-- Begin --

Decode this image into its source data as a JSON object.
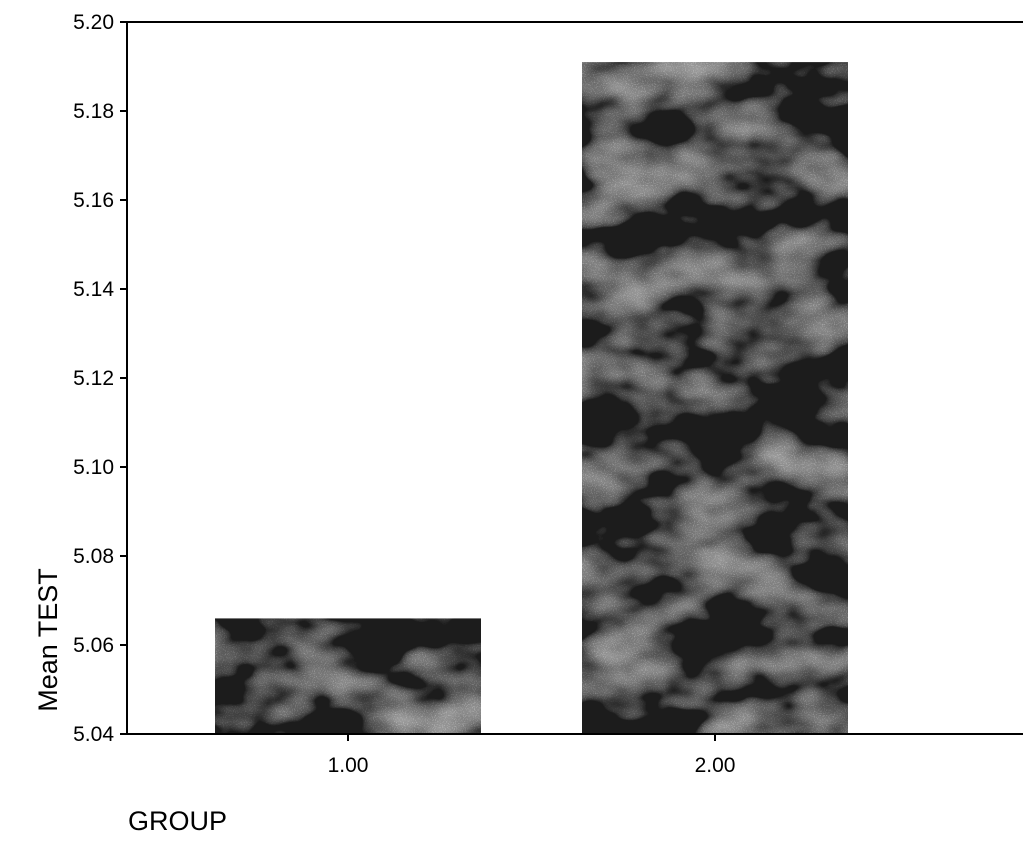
{
  "chart_data": {
    "type": "bar",
    "categories": [
      "1.00",
      "2.00"
    ],
    "values": [
      5.066,
      5.191
    ],
    "xlabel": "GROUP",
    "ylabel": "Mean TEST",
    "ylim": [
      5.04,
      5.2
    ],
    "yticks": [
      "5.04",
      "5.06",
      "5.08",
      "5.10",
      "5.12",
      "5.14",
      "5.16",
      "5.18",
      "5.20"
    ],
    "grid": false,
    "legend": "none",
    "bar_color": "#1c1c1c",
    "bar_texture_color": "#5a5a5a"
  }
}
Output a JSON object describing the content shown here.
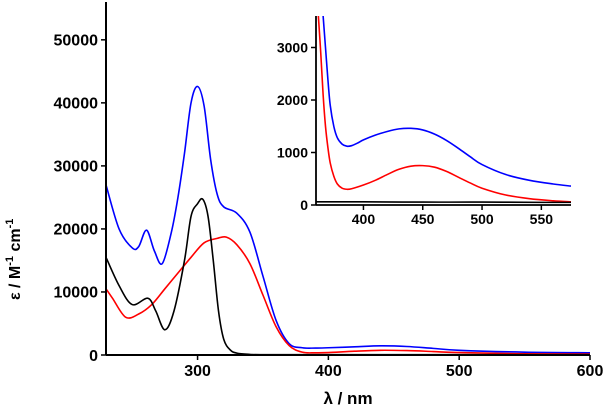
{
  "chart_data": [
    {
      "type": "line",
      "title": "",
      "xlabel": "λ / nm",
      "ylabel_parts": {
        "epsilon": "ε / M",
        "minus1": "-1",
        "cm": " cm",
        "minus1b": "-1"
      },
      "xlim": [
        230,
        600
      ],
      "ylim": [
        0,
        56000
      ],
      "xticks": [
        300,
        400,
        500,
        600
      ],
      "yticks": [
        0,
        10000,
        20000,
        30000,
        40000,
        50000
      ],
      "xtick_labels": [
        "300",
        "400",
        "500",
        "600"
      ],
      "ytick_labels": [
        "0",
        "10000",
        "20000",
        "30000",
        "40000",
        "50000"
      ],
      "series": [
        {
          "name": "blue",
          "color": "#0000ff",
          "x": [
            230,
            240,
            250,
            255,
            261,
            267,
            273,
            280,
            285,
            290,
            295,
            300,
            305,
            310,
            315,
            320,
            330,
            340,
            350,
            360,
            370,
            380,
            390,
            400,
            420,
            440,
            460,
            480,
            500,
            550,
            600
          ],
          "y": [
            27000,
            20000,
            17000,
            17200,
            19800,
            16500,
            14500,
            19500,
            25000,
            32000,
            40000,
            42600,
            39500,
            31000,
            25500,
            23500,
            22500,
            19500,
            12500,
            5500,
            1800,
            1150,
            1100,
            1150,
            1300,
            1450,
            1350,
            1050,
            750,
            450,
            350
          ]
        },
        {
          "name": "red",
          "color": "#ff0000",
          "x": [
            230,
            235,
            245,
            255,
            265,
            275,
            285,
            295,
            305,
            315,
            322,
            330,
            340,
            350,
            360,
            370,
            380,
            390,
            400,
            420,
            440,
            460,
            480,
            500,
            550,
            600
          ],
          "y": [
            10500,
            9000,
            6000,
            6500,
            8000,
            10500,
            13000,
            15500,
            17800,
            18500,
            18700,
            17500,
            14500,
            9500,
            4500,
            1500,
            450,
            350,
            380,
            600,
            750,
            700,
            550,
            380,
            200,
            150
          ]
        },
        {
          "name": "black",
          "color": "#000000",
          "x": [
            230,
            240,
            250,
            262,
            268,
            275,
            282,
            290,
            295,
            300,
            304,
            308,
            312,
            316,
            320,
            325,
            330,
            340,
            350,
            400,
            450,
            500,
            600
          ],
          "y": [
            15500,
            11000,
            8000,
            9000,
            7000,
            4000,
            7000,
            15000,
            22000,
            24000,
            24700,
            22000,
            15000,
            7000,
            2500,
            800,
            300,
            100,
            50,
            50,
            50,
            50,
            50
          ]
        }
      ]
    },
    {
      "type": "line",
      "title": "inset",
      "xlim": [
        360,
        575
      ],
      "ylim": [
        0,
        3600
      ],
      "xticks": [
        400,
        450,
        500,
        550
      ],
      "yticks": [
        0,
        1000,
        2000,
        3000
      ],
      "xtick_labels": [
        "400",
        "450",
        "500",
        "550"
      ],
      "ytick_labels": [
        "0",
        "1000",
        "2000",
        "3000"
      ],
      "series": [
        {
          "name": "blue",
          "color": "#0000ff",
          "x": [
            366,
            368,
            370,
            372,
            375,
            378,
            382,
            386,
            390,
            395,
            400,
            410,
            420,
            430,
            440,
            450,
            460,
            470,
            480,
            490,
            500,
            520,
            540,
            560,
            575
          ],
          "y": [
            3600,
            3000,
            2400,
            1900,
            1500,
            1280,
            1160,
            1120,
            1130,
            1180,
            1240,
            1330,
            1400,
            1450,
            1460,
            1430,
            1350,
            1230,
            1080,
            920,
            770,
            580,
            470,
            400,
            360
          ]
        },
        {
          "name": "red",
          "color": "#ff0000",
          "x": [
            362,
            364,
            366,
            368,
            370,
            372,
            375,
            378,
            382,
            386,
            390,
            400,
            410,
            420,
            430,
            440,
            450,
            460,
            470,
            480,
            490,
            500,
            520,
            540,
            560,
            575
          ],
          "y": [
            3600,
            2900,
            2100,
            1500,
            1100,
            800,
            550,
            400,
            320,
            300,
            310,
            380,
            470,
            580,
            680,
            740,
            750,
            720,
            640,
            530,
            420,
            320,
            190,
            120,
            80,
            60
          ]
        },
        {
          "name": "black",
          "color": "#000000",
          "x": [
            360,
            400,
            450,
            500,
            550,
            575
          ],
          "y": [
            60,
            60,
            55,
            55,
            50,
            50
          ]
        }
      ]
    }
  ]
}
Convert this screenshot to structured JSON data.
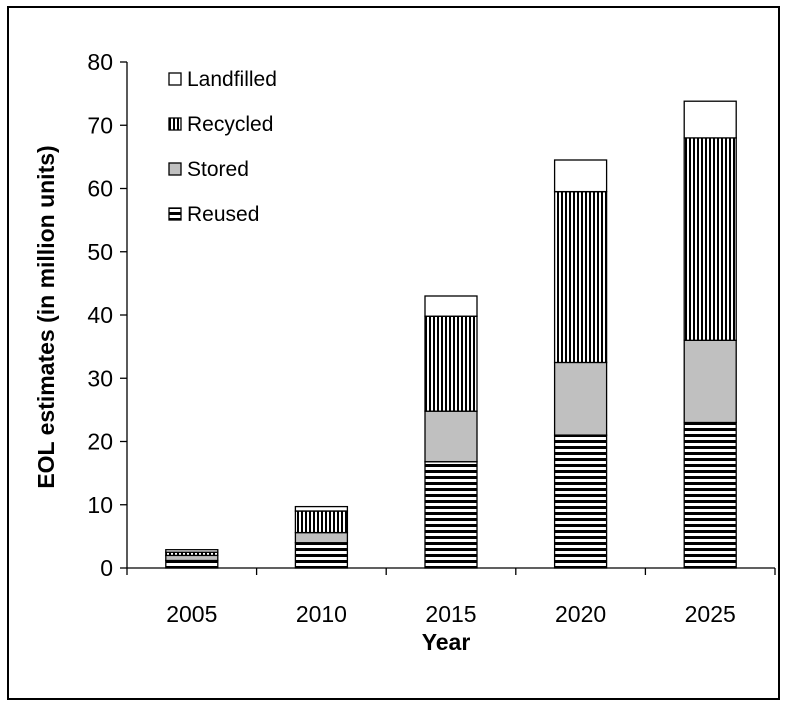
{
  "chart_data": {
    "type": "bar",
    "stacked": true,
    "title": "",
    "xlabel": "Year",
    "ylabel": "EOL estimates (in million units)",
    "ylim": [
      0,
      80
    ],
    "yticks": [
      0,
      10,
      20,
      30,
      40,
      50,
      60,
      70,
      80
    ],
    "categories": [
      "2005",
      "2010",
      "2015",
      "2020",
      "2025"
    ],
    "series": [
      {
        "name": "Reused",
        "pattern": "horizontal-stripes",
        "values": [
          1.2,
          4.0,
          16.8,
          21.0,
          23.0
        ]
      },
      {
        "name": "Stored",
        "pattern": "solid-gray",
        "values": [
          0.8,
          1.6,
          8.0,
          11.5,
          13.0
        ]
      },
      {
        "name": "Recycled",
        "pattern": "vertical-stripes",
        "values": [
          0.5,
          3.4,
          15.0,
          27.0,
          32.0
        ]
      },
      {
        "name": "Landfilled",
        "pattern": "white",
        "values": [
          0.4,
          0.7,
          3.2,
          5.0,
          5.8
        ]
      }
    ],
    "legend_position": "top-left",
    "legend_order": [
      "Landfilled",
      "Recycled",
      "Stored",
      "Reused"
    ],
    "grid": false,
    "colors": {
      "stored_fill": "#c0c0c0",
      "stroke": "#000000",
      "background": "#ffffff"
    }
  }
}
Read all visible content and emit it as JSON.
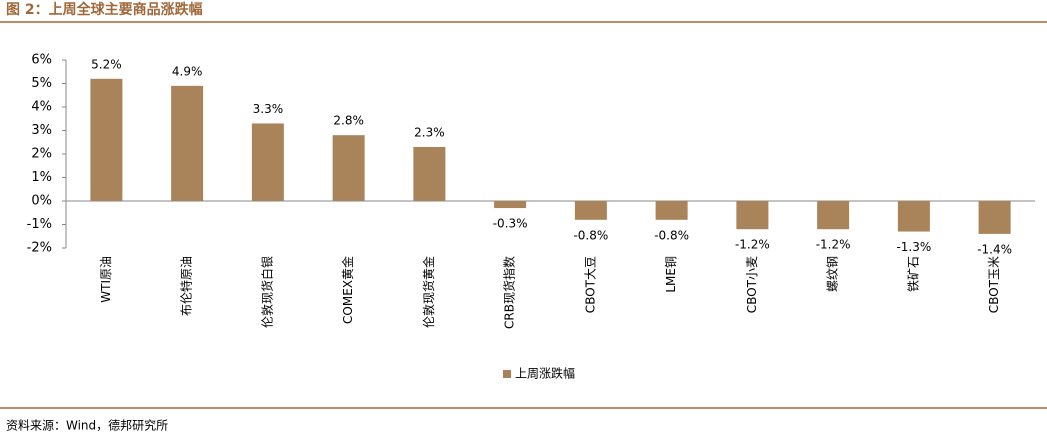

-- End --

## WORK INSTRUCTIONS
Copy the records above exactly. The pictures are not part of the copy.

## FINAL RESULT
Decode this image into its source data as a JSON object.
{
  "chart_data": {
    "type": "bar",
    "categories": [
      "1.00",
      "2.00"
    ],
    "values": [
      5.066,
      5.191
    ],
    "xlabel": "GROUP",
    "ylabel": "Mean TEST",
    "ylim": [
      5.04,
      5.2
    ],
    "yticks": [
      "5.04",
      "5.06",
      "5.08",
      "5.10",
      "5.12",
      "5.14",
      "5.16",
      "5.18",
      "5.20"
    ],
    "grid": false,
    "legend": "none",
    "bar_color": "#1c1c1c",
    "bar_texture_color": "#5a5a5a"
  }
}
Output a JSON object describing the content shown here.
{
  "chart_data": [
    {
      "type": "line",
      "title": "",
      "xlabel": "λ / nm",
      "ylabel_parts": {
        "epsilon": "ε / M",
        "minus1": "-1",
        "cm": " cm",
        "minus1b": "-1"
      },
      "xlim": [
        230,
        600
      ],
      "ylim": [
        0,
        56000
      ],
      "xticks": [
        300,
        400,
        500,
        600
      ],
      "yticks": [
        0,
        10000,
        20000,
        30000,
        40000,
        50000
      ],
      "xtick_labels": [
        "300",
        "400",
        "500",
        "600"
      ],
      "ytick_labels": [
        "0",
        "10000",
        "20000",
        "30000",
        "40000",
        "50000"
      ],
      "series": [
        {
          "name": "blue",
          "color": "#0000ff",
          "x": [
            230,
            240,
            250,
            255,
            261,
            267,
            273,
            280,
            285,
            290,
            295,
            300,
            305,
            310,
            315,
            320,
            330,
            340,
            350,
            360,
            370,
            380,
            390,
            400,
            420,
            440,
            460,
            480,
            500,
            550,
            600
          ],
          "y": [
            27000,
            20000,
            17000,
            17200,
            19800,
            16500,
            14500,
            19500,
            25000,
            32000,
            40000,
            42600,
            39500,
            31000,
            25500,
            23500,
            22500,
            19500,
            12500,
            5500,
            1800,
            1150,
            1100,
            1150,
            1300,
            1450,
            1350,
            1050,
            750,
            450,
            350
          ]
        },
        {
          "name": "red",
          "color": "#ff0000",
          "x": [
            230,
            235,
            245,
            255,
            265,
            275,
            285,
            295,
            305,
            315,
            322,
            330,
            340,
            350,
            360,
            370,
            380,
            390,
            400,
            420,
            440,
            460,
            480,
            500,
            550,
            600
          ],
          "y": [
            10500,
            9000,
            6000,
            6500,
            8000,
            10500,
            13000,
            15500,
            17800,
            18500,
            18700,
            17500,
            14500,
            9500,
            4500,
            1500,
            450,
            350,
            380,
            600,
            750,
            700,
            550,
            380,
            200,
            150
          ]
        },
        {
          "name": "black",
          "color": "#000000",
          "x": [
            230,
            240,
            250,
            262,
            268,
            275,
            282,
            290,
            295,
            300,
            304,
            308,
            312,
            316,
            320,
            325,
            330,
            340,
            350,
            400,
            450,
            500,
            600
          ],
          "y": [
            15500,
            11000,
            8000,
            9000,
            7000,
            4000,
            7000,
            15000,
            22000,
            24000,
            24700,
            22000,
            15000,
            7000,
            2500,
            800,
            300,
            100,
            50,
            50,
            50,
            50,
            50
          ]
        }
      ]
    },
    {
      "type": "line",
      "title": "inset",
      "xlim": [
        360,
        575
      ],
      "ylim": [
        0,
        3600
      ],
      "xticks": [
        400,
        450,
        500,
        550
      ],
      "yticks": [
        0,
        1000,
        2000,
        3000
      ],
      "xtick_labels": [
        "400",
        "450",
        "500",
        "550"
      ],
      "ytick_labels": [
        "0",
        "1000",
        "2000",
        "3000"
      ],
      "series": [
        {
          "name": "blue",
          "color": "#0000ff",
          "x": [
            366,
            368,
            370,
            372,
            375,
            378,
            382,
            386,
            390,
            395,
            400,
            410,
            420,
            430,
            440,
            450,
            460,
            470,
            480,
            490,
            500,
            520,
            540,
            560,
            575
          ],
          "y": [
            3600,
            3000,
            2400,
            1900,
            1500,
            1280,
            1160,
            1120,
            1130,
            1180,
            1240,
            1330,
            1400,
            1450,
            1460,
            1430,
            1350,
            1230,
            1080,
            920,
            770,
            580,
            470,
            400,
            360
          ]
        },
        {
          "name": "red",
          "color": "#ff0000",
          "x": [
            362,
            364,
            366,
            368,
            370,
            372,
            375,
            378,
            382,
            386,
            390,
            400,
            410,
            420,
            430,
            440,
            450,
            460,
            470,
            480,
            490,
            500,
            520,
            540,
            560,
            575
          ],
          "y": [
            3600,
            2900,
            2100,
            1500,
            1100,
            800,
            550,
            400,
            320,
            300,
            310,
            380,
            470,
            580,
            680,
            740,
            750,
            720,
            640,
            530,
            420,
            320,
            190,
            120,
            80,
            60
          ]
        },
        {
          "name": "black",
          "color": "#000000",
          "x": [
            360,
            400,
            450,
            500,
            550,
            575
          ],
          "y": [
            60,
            60,
            55,
            55,
            50,
            50
          ]
        }
      ]
    }
  ]
}
Convert this screenshot to structured JSON data.
{
  "chart_data": {
    "type": "bar",
    "stacked": true,
    "title": "",
    "xlabel": "Year",
    "ylabel": "EOL estimates (in million units)",
    "ylim": [
      0,
      80
    ],
    "yticks": [
      0,
      10,
      20,
      30,
      40,
      50,
      60,
      70,
      80
    ],
    "categories": [
      "2005",
      "2010",
      "2015",
      "2020",
      "2025"
    ],
    "series": [
      {
        "name": "Reused",
        "pattern": "horizontal-stripes",
        "values": [
          1.2,
          4.0,
          16.8,
          21.0,
          23.0
        ]
      },
      {
        "name": "Stored",
        "pattern": "solid-gray",
        "values": [
          0.8,
          1.6,
          8.0,
          11.5,
          13.0
        ]
      },
      {
        "name": "Recycled",
        "pattern": "vertical-stripes",
        "values": [
          0.5,
          3.4,
          15.0,
          27.0,
          32.0
        ]
      },
      {
        "name": "Landfilled",
        "pattern": "white",
        "values": [
          0.4,
          0.7,
          3.2,
          5.0,
          5.8
        ]
      }
    ],
    "legend_position": "top-left",
    "legend_order": [
      "Landfilled",
      "Recycled",
      "Stored",
      "Reused"
    ],
    "grid": false,
    "colors": {
      "stored_fill": "#c0c0c0",
      "stroke": "#000000",
      "background": "#ffffff"
    }
  }
}
Read all visible content and emit it as JSON.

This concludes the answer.